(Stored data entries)
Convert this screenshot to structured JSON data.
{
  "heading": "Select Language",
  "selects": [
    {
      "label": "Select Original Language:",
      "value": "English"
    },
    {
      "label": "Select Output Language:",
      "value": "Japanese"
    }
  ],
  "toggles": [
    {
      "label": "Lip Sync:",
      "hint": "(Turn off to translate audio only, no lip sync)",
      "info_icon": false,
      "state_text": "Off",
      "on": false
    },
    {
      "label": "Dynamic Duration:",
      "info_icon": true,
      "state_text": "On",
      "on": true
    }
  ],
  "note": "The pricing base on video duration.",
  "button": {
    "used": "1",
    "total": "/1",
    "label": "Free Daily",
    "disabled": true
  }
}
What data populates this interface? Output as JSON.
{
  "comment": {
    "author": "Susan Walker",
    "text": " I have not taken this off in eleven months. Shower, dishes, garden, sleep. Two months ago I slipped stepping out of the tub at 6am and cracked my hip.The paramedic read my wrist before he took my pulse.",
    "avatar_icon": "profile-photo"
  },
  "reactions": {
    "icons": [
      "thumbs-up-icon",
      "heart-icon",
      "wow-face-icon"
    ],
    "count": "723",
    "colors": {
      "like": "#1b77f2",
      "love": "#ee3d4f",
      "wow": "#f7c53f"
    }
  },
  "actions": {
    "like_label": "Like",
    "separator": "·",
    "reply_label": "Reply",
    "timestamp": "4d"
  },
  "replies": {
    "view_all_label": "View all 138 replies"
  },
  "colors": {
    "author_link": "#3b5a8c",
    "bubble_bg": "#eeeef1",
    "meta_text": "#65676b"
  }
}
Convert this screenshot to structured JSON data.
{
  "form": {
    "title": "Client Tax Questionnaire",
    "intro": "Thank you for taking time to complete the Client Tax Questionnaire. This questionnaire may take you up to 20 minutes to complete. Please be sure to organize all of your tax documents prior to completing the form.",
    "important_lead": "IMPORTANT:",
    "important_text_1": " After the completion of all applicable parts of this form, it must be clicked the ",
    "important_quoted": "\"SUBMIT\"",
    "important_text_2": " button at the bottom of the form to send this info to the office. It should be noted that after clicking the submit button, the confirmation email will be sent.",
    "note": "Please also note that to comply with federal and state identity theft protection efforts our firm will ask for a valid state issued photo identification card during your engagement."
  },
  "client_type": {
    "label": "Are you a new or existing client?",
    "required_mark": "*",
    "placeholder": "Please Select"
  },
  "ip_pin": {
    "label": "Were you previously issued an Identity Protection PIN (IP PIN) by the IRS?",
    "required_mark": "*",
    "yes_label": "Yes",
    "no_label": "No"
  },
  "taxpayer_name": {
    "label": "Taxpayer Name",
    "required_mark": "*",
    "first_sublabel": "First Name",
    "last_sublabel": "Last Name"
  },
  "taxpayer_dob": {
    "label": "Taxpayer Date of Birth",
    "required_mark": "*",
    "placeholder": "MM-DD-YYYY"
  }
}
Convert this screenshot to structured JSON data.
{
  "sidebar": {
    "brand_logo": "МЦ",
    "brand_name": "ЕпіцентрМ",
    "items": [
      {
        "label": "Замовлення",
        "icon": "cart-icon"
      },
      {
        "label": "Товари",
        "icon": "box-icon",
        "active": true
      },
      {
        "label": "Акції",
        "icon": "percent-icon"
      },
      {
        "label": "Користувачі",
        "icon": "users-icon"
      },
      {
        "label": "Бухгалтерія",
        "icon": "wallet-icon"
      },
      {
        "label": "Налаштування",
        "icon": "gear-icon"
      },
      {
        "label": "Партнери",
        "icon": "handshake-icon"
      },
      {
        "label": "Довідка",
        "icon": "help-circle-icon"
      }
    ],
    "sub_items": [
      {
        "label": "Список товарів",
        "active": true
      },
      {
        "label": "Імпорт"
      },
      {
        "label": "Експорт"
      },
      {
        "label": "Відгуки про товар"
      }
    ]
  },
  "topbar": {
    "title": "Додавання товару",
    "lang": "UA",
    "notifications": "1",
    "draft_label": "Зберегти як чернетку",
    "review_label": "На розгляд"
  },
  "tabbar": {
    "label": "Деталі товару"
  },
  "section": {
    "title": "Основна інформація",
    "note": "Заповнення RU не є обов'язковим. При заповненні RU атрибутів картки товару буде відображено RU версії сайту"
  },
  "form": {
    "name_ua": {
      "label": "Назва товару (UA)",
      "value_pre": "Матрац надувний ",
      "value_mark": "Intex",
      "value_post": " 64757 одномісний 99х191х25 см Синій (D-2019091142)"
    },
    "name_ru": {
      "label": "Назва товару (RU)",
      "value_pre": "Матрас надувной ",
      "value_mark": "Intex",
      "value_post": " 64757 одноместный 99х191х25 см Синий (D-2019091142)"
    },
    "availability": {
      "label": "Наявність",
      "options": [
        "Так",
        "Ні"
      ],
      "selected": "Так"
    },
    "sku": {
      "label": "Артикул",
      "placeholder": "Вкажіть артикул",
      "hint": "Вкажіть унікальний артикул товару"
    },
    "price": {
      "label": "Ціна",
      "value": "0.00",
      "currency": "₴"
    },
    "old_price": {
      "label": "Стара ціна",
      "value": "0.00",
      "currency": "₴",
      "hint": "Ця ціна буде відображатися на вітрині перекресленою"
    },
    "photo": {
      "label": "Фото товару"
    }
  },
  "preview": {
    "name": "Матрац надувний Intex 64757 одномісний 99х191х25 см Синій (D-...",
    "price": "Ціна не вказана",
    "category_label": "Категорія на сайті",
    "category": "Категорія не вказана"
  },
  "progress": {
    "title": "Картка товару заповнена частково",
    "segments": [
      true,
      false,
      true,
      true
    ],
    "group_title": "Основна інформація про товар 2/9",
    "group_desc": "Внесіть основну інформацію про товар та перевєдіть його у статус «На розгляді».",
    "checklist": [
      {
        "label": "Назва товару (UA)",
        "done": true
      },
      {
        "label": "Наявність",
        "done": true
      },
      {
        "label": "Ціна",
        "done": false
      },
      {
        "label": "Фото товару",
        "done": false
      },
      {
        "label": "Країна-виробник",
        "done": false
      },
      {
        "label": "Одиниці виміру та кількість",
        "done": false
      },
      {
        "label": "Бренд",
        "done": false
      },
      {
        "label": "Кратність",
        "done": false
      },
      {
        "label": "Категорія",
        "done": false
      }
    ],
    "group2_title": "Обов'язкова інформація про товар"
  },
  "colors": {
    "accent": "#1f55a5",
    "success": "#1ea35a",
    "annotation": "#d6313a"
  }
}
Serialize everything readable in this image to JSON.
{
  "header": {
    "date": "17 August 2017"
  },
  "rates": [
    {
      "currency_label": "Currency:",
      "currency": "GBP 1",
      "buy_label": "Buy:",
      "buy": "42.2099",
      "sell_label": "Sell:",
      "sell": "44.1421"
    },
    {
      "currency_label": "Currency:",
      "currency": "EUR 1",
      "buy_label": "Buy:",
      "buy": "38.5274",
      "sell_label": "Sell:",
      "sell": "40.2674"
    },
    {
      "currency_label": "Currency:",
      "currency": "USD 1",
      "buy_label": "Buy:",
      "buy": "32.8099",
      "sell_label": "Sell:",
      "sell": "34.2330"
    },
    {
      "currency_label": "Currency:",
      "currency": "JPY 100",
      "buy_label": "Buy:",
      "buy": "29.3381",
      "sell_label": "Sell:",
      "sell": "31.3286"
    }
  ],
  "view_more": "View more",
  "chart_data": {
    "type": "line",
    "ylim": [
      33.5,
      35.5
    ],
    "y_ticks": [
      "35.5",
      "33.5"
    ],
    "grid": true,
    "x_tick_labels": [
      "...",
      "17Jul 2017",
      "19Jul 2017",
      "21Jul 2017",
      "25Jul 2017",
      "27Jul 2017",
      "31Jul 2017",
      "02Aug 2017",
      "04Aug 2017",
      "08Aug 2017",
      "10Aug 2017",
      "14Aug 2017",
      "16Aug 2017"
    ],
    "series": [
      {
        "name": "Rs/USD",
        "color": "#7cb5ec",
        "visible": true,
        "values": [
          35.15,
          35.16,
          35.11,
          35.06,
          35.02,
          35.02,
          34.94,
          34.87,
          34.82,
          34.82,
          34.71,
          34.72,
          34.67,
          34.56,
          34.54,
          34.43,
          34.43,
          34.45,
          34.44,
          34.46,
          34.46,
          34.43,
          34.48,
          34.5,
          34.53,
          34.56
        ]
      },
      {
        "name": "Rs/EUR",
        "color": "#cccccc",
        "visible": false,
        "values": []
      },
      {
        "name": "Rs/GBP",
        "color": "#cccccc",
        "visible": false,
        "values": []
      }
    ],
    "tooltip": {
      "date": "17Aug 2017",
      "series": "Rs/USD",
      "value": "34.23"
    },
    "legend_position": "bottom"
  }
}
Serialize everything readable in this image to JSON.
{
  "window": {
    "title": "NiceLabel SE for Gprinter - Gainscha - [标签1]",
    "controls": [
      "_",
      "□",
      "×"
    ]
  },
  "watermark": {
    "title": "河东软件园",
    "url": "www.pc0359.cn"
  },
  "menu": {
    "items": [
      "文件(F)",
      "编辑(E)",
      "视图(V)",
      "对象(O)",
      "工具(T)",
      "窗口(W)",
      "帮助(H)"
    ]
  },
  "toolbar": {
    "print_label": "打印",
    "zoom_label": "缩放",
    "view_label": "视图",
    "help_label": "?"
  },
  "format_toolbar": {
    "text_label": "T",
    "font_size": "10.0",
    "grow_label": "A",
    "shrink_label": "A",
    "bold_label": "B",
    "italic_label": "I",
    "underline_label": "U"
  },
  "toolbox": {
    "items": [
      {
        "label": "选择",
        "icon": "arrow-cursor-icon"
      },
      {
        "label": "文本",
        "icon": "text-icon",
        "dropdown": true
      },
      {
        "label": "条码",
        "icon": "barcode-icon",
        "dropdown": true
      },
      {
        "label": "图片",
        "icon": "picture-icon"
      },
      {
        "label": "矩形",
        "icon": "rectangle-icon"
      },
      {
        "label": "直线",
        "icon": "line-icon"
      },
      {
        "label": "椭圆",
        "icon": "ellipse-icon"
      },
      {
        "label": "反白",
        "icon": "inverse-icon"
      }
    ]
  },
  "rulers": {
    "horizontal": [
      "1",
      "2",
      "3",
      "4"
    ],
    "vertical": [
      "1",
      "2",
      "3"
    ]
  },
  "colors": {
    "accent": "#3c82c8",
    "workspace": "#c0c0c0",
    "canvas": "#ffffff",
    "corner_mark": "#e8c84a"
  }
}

● INSTRUCTION
Locate the word "photo" in the records and collect each line it appears in.

● COMPLETE RESPONSE
    "avatar_icon": "profile-photo"
    "note": "Please also note that to comply with federal and state identity theft protection efforts our firm will ask for a valid state issued photo identification card during your engagement."
    "photo": {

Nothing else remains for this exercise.